[Data entries]
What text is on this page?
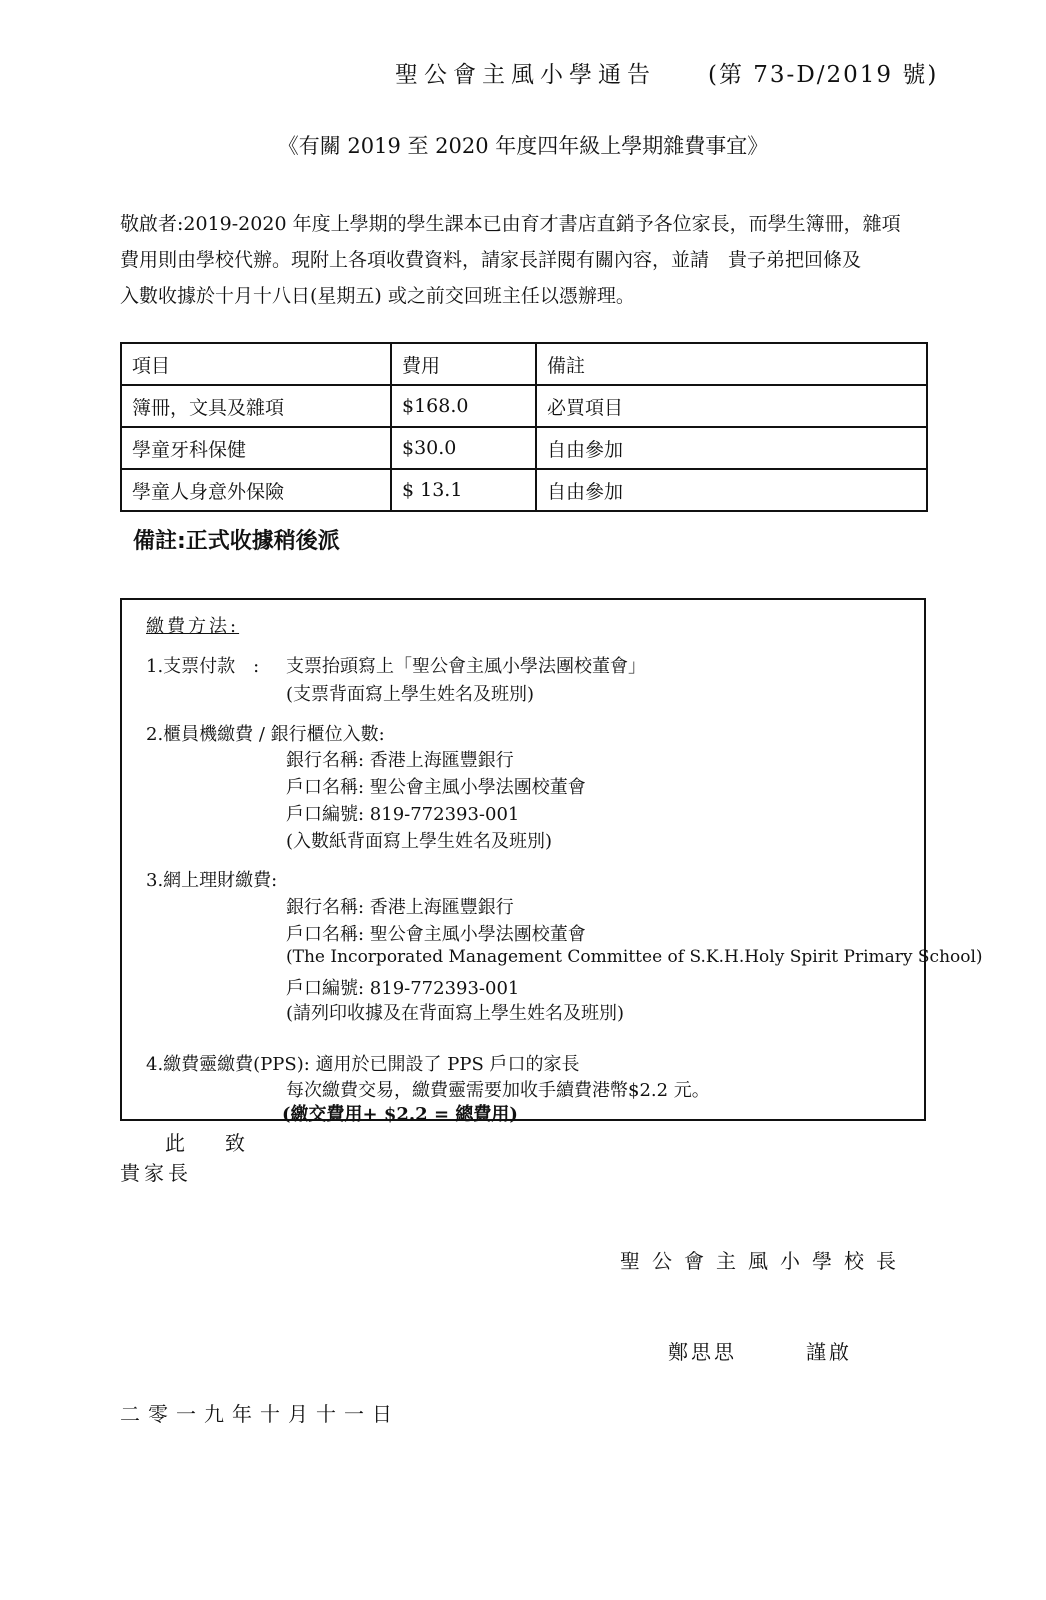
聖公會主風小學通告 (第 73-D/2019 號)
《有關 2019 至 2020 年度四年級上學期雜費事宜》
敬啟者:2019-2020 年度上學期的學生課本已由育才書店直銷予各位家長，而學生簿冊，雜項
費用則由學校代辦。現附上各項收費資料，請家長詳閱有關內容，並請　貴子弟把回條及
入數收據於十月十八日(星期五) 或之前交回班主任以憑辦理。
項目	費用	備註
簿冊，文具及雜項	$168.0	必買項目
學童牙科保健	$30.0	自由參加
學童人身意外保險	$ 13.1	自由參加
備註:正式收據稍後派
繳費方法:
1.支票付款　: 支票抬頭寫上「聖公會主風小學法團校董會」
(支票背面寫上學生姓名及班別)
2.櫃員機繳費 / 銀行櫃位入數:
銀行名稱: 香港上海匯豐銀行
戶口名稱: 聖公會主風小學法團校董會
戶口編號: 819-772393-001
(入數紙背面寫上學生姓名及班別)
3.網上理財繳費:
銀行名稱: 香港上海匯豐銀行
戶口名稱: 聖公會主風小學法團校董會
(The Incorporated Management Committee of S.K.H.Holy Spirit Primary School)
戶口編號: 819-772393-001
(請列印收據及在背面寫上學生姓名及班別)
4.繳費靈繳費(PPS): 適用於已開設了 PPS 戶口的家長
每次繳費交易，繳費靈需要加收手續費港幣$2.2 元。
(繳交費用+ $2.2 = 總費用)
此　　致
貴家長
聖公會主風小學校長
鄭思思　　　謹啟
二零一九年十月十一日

...

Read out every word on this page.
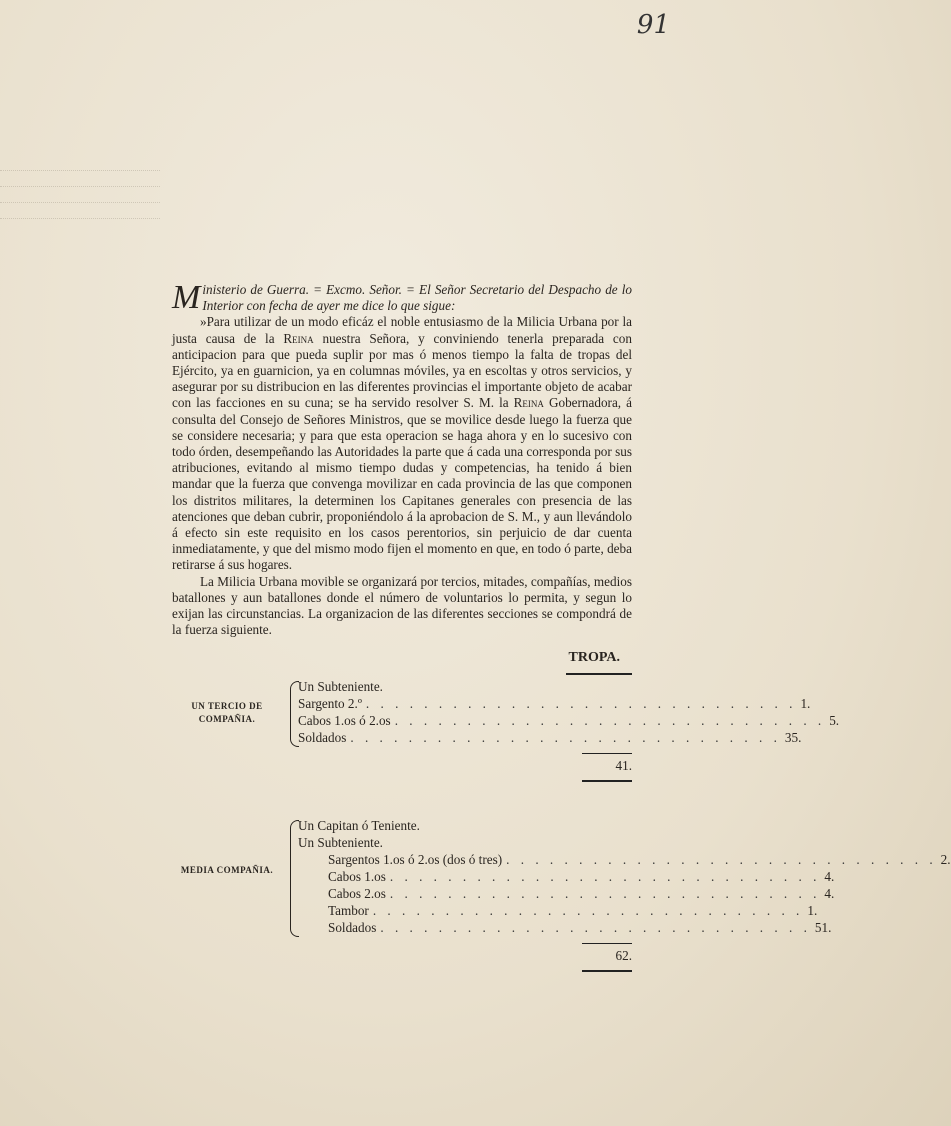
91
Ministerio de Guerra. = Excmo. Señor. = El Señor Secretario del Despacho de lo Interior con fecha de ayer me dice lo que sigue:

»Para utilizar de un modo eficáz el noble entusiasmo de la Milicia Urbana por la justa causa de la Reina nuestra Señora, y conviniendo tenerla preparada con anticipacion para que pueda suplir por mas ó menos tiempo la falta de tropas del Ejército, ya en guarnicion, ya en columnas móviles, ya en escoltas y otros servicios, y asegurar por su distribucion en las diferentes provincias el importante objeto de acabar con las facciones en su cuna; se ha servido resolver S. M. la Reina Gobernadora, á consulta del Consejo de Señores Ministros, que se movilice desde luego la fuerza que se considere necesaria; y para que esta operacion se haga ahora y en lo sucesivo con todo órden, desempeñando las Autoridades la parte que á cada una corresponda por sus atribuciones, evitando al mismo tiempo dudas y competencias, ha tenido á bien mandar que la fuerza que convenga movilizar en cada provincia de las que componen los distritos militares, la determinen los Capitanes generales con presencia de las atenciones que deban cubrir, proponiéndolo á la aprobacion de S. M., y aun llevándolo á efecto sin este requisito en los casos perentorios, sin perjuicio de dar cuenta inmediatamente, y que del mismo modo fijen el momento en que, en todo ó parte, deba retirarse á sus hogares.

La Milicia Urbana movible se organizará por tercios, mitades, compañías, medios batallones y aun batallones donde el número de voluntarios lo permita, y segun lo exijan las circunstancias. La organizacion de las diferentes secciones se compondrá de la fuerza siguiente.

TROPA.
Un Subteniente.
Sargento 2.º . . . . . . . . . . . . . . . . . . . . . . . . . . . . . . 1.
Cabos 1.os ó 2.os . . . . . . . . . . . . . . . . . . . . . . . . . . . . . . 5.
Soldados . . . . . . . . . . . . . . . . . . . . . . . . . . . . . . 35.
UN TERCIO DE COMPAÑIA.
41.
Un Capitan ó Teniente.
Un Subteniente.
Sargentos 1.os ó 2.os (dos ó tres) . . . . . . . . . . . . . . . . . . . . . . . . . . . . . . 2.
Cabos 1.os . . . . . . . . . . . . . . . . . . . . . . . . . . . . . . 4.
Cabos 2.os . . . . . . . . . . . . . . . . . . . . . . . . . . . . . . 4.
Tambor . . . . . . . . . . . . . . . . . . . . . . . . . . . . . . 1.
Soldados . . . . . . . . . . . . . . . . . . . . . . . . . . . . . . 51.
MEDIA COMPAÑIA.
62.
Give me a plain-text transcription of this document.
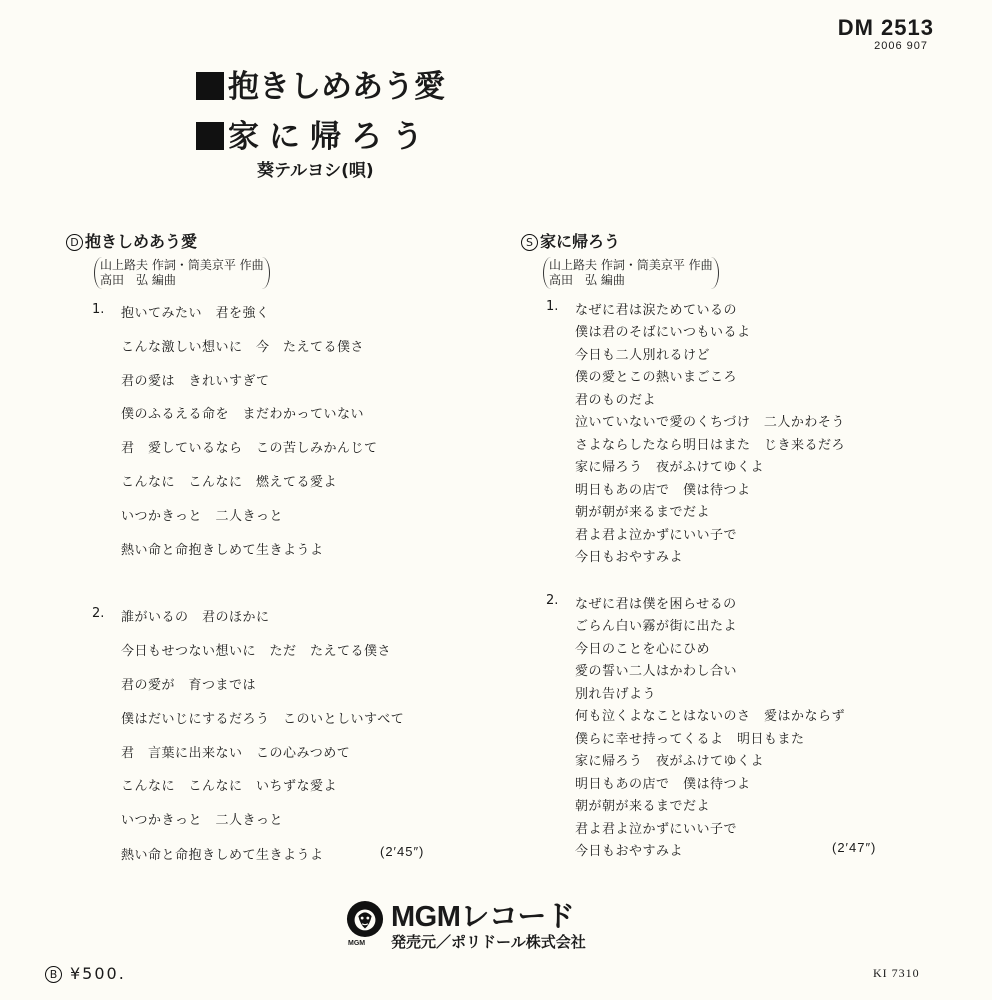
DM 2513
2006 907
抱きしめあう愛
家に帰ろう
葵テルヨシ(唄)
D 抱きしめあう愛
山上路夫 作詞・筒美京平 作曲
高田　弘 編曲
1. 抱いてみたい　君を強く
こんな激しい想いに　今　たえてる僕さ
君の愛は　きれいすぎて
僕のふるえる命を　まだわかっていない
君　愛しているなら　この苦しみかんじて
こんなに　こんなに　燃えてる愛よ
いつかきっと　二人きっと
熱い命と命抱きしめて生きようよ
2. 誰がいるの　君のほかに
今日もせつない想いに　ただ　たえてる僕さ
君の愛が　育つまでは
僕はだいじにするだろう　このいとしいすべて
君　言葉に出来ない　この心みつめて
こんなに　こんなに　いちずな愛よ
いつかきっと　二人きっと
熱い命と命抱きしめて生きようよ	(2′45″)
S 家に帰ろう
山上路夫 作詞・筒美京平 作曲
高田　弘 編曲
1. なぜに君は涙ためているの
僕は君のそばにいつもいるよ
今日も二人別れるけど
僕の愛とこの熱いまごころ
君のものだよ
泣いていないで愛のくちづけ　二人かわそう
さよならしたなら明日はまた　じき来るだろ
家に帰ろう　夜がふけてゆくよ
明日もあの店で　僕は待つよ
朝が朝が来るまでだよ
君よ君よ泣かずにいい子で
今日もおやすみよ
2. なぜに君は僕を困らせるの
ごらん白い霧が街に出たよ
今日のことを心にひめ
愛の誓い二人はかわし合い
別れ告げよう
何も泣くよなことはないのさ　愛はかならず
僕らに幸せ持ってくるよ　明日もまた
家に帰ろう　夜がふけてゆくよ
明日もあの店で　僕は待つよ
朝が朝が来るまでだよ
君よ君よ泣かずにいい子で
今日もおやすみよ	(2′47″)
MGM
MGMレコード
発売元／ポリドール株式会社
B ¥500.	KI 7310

Your objective >>
Note every line above where the string "たえてる僕さ" shows up, and copy those lines.

Complete output >>
こんな激しい想いに　今　たえてる僕さ
今日もせつない想いに　ただ　たえてる僕さ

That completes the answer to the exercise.